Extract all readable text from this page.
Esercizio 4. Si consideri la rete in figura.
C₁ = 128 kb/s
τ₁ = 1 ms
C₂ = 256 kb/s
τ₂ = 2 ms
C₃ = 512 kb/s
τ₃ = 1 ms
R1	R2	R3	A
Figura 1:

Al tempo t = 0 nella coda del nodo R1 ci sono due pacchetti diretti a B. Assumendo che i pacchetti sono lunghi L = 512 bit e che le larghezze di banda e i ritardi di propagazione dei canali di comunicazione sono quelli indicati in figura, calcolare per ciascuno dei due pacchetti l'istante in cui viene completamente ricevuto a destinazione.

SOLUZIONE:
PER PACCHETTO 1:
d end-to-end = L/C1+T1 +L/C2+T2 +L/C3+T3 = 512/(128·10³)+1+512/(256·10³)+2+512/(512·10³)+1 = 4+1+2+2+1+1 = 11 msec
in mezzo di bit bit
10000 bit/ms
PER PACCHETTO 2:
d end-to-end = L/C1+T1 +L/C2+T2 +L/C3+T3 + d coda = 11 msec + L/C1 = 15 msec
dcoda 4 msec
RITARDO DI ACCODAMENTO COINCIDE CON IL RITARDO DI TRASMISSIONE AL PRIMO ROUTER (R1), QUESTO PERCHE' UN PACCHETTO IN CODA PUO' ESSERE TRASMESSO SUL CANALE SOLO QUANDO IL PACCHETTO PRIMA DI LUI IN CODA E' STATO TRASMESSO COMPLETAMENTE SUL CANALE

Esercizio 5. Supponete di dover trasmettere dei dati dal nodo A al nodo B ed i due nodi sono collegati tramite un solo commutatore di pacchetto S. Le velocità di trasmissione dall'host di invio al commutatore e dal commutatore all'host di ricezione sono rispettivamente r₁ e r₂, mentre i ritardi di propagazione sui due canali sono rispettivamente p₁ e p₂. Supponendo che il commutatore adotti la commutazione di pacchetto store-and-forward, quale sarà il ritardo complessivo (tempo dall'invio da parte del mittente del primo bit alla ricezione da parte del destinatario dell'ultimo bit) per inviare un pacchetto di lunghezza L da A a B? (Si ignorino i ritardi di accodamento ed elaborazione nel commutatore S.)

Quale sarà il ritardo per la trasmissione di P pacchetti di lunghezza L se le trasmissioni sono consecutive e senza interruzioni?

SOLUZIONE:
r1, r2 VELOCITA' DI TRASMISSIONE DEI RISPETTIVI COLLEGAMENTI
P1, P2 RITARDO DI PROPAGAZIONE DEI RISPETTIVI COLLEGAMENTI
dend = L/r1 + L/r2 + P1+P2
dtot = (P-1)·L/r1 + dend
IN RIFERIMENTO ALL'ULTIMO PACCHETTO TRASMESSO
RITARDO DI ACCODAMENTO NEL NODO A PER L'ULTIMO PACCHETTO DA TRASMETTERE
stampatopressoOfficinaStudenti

____

Repeat all the entries exactly as given.

Extract all readable text from this page.
Esercizio 4. Si consideri la rete in figura.
C₁ = 128 kb/s
τ₁ = 1 ms
C₂ = 256 kb/s
τ₂ = 2 ms
C₃ = 512 kb/s
τ₃ = 1 ms
R1	R2	R3	A
Figura 1:

Al tempo t = 0 nella coda del nodo R1 ci sono due pacchetti diretti a B. Assumendo che i pacchetti sono lunghi L = 512 bit e che le larghezze di banda e i ritardi di propagazione dei canali di comunicazione sono quelli indicati in figura, calcolare per ciascuno dei due pacchetti l'istante in cui viene completamente ricevuto a destinazione.

SOLUZIONE:
PER PACCHETTO 1:
d end-to-end = L/C1+T1 +L/C2+T2 +L/C3+T3 = 512/(128·10³)+1+512/(256·10³)+2+512/(512·10³)+1 = 4+1+2+2+1+1 = 11 msec
in mezzo di bit bit
10000 bit/ms
PER PACCHETTO 2:
d end-to-end = L/C1+T1 +L/C2+T2 +L/C3+T3 + d coda = 11 msec + L/C1 = 15 msec
dcoda 4 msec
RITARDO DI ACCODAMENTO COINCIDE CON IL RITARDO DI TRASMISSIONE AL PRIMO ROUTER (R1), QUESTO PERCHE' UN PACCHETTO IN CODA PUO' ESSERE TRASMESSO SUL CANALE SOLO QUANDO IL PACCHETTO PRIMA DI LUI IN CODA E' STATO TRASMESSO COMPLETAMENTE SUL CANALE

Esercizio 5. Supponete di dover trasmettere dei dati dal nodo A al nodo B ed i due nodi sono collegati tramite un solo commutatore di pacchetto S. Le velocità di trasmissione dall'host di invio al commutatore e dal commutatore all'host di ricezione sono rispettivamente r₁ e r₂, mentre i ritardi di propagazione sui due canali sono rispettivamente p₁ e p₂. Supponendo che il commutatore adotti la commutazione di pacchetto store-and-forward, quale sarà il ritardo complessivo (tempo dall'invio da parte del mittente del primo bit alla ricezione da parte del destinatario dell'ultimo bit) per inviare un pacchetto di lunghezza L da A a B? (Si ignorino i ritardi di accodamento ed elaborazione nel commutatore S.)

Quale sarà il ritardo per la trasmissione di P pacchetti di lunghezza L se le trasmissioni sono consecutive e senza interruzioni?

SOLUZIONE:
r1, r2 VELOCITA' DI TRASMISSIONE DEI RISPETTIVI COLLEGAMENTI
P1, P2 RITARDO DI PROPAGAZIONE DEI RISPETTIVI COLLEGAMENTI
dend = L/r1 + L/r2 + P1+P2
dtot = (P-1)·L/r1 + dend
IN RIFERIMENTO ALL'ULTIMO PACCHETTO TRASMESSO
RITARDO DI ACCODAMENTO NEL NODO A PER L'ULTIMO PACCHETTO DA TRASMETTERE
stampatopressoOfficinaStudenti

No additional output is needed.